> Exercise description:
The answer is the line with "What does this" and every line after it to the end of the listing, retyped exactly. Pictures do not belong in it.

> Listed records:
>> START

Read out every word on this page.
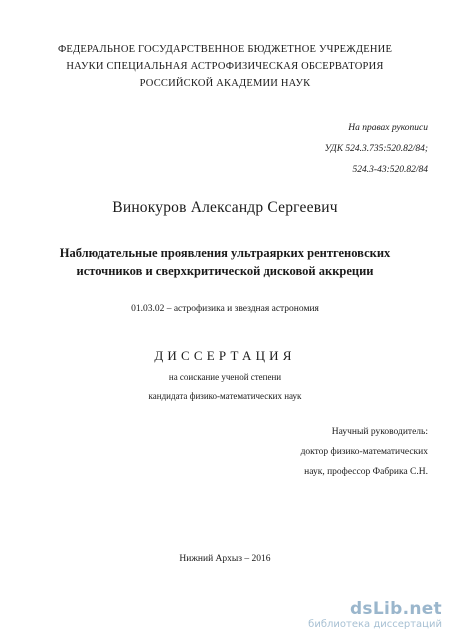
ФЕДЕРАЛЬНОЕ ГОСУДАРСТВЕННОЕ БЮДЖЕТНОЕ УЧРЕЖДЕНИЕ
НАУКИ СПЕЦИАЛЬНАЯ АСТРОФИЗИЧЕСКАЯ ОБСЕРВАТОРИЯ
РОССИЙСКОЙ АКАДЕМИИ НАУК
На правах рукописи
УДК 524.3.735:520.82/84;
524.3-43:520.82/84
Винокуров Александр Сергеевич
Наблюдательные проявления ультраярких рентгеновских
источников и сверхкритической дисковой аккреции
01.03.02 – астрофизика и звездная астрономия
ДИССЕРТАЦИЯ
на соискание ученой степени
кандидата физико-математических наук
Научный руководитель:
доктор физико-математических
наук, профессор Фабрика С.Н.
Нижний Архыз – 2016
dsLib.net
библиотека диссертаций
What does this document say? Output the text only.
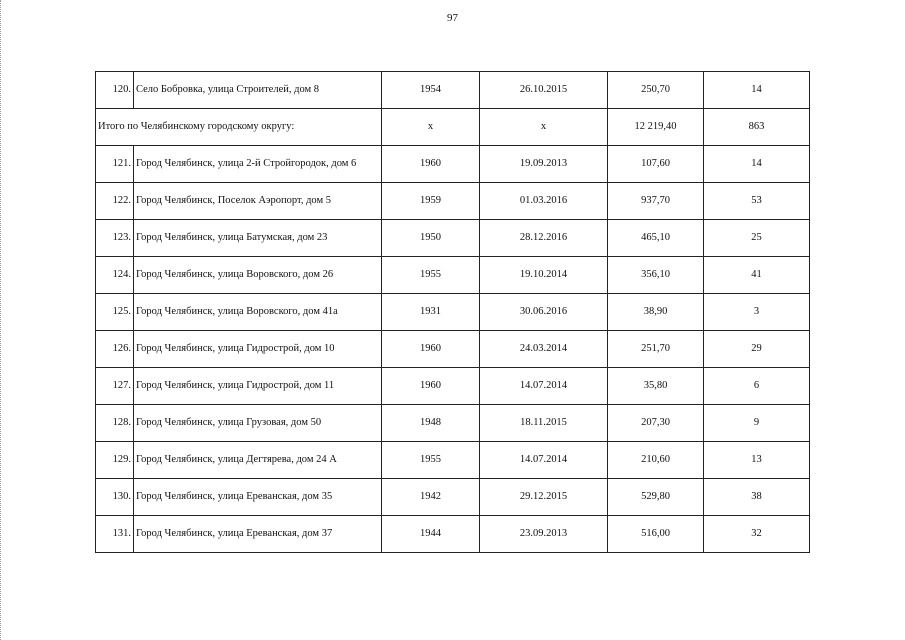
97
120.	Село Бобровка, улица Строителей, дом 8	1954	26.10.2015	250,70	14
Итого по Челябинскому городскому округу:		х	х	12 219,40	863
121.	Город Челябинск, улица 2-й Стройгородок, дом 6	1960	19.09.2013	107,60	14
122.	Город Челябинск, Поселок Аэропорт, дом 5	1959	01.03.2016	937,70	53
123.	Город Челябинск, улица Батумская, дом 23	1950	28.12.2016	465,10	25
124.	Город Челябинск, улица Воровского, дом 26	1955	19.10.2014	356,10	41
125.	Город Челябинск, улица Воровского, дом 41а	1931	30.06.2016	38,90	3
126.	Город Челябинск, улица Гидрострой, дом 10	1960	24.03.2014	251,70	29
127.	Город Челябинск, улица Гидрострой, дом 11	1960	14.07.2014	35,80	6
128.	Город Челябинск, улица Грузовая, дом 50	1948	18.11.2015	207,30	9
129.	Город Челябинск, улица Дегтярева, дом 24 А	1955	14.07.2014	210,60	13
130.	Город Челябинск, улица Ереванская, дом 35	1942	29.12.2015	529,80	38
131.	Город Челябинск, улица Ереванская, дом 37	1944	23.09.2013	516,00	32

>> END

> The reply:
What does this document say? Output the text only.
97
120.	Село Бобровка, улица Строителей, дом 8	1954	26.10.2015	250,70	14
Итого по Челябинскому городскому округу:		х	х	12 219,40	863
121.	Город Челябинск, улица 2-й Стройгородок, дом 6	1960	19.09.2013	107,60	14
122.	Город Челябинск, Поселок Аэропорт, дом 5	1959	01.03.2016	937,70	53
123.	Город Челябинск, улица Батумская, дом 23	1950	28.12.2016	465,10	25
124.	Город Челябинск, улица Воровского, дом 26	1955	19.10.2014	356,10	41
125.	Город Челябинск, улица Воровского, дом 41а	1931	30.06.2016	38,90	3
126.	Город Челябинск, улица Гидрострой, дом 10	1960	24.03.2014	251,70	29
127.	Город Челябинск, улица Гидрострой, дом 11	1960	14.07.2014	35,80	6
128.	Город Челябинск, улица Грузовая, дом 50	1948	18.11.2015	207,30	9
129.	Город Челябинск, улица Дегтярева, дом 24 А	1955	14.07.2014	210,60	13
130.	Город Челябинск, улица Ереванская, дом 35	1942	29.12.2015	529,80	38
131.	Город Челябинск, улица Ереванская, дом 37	1944	23.09.2013	516,00	32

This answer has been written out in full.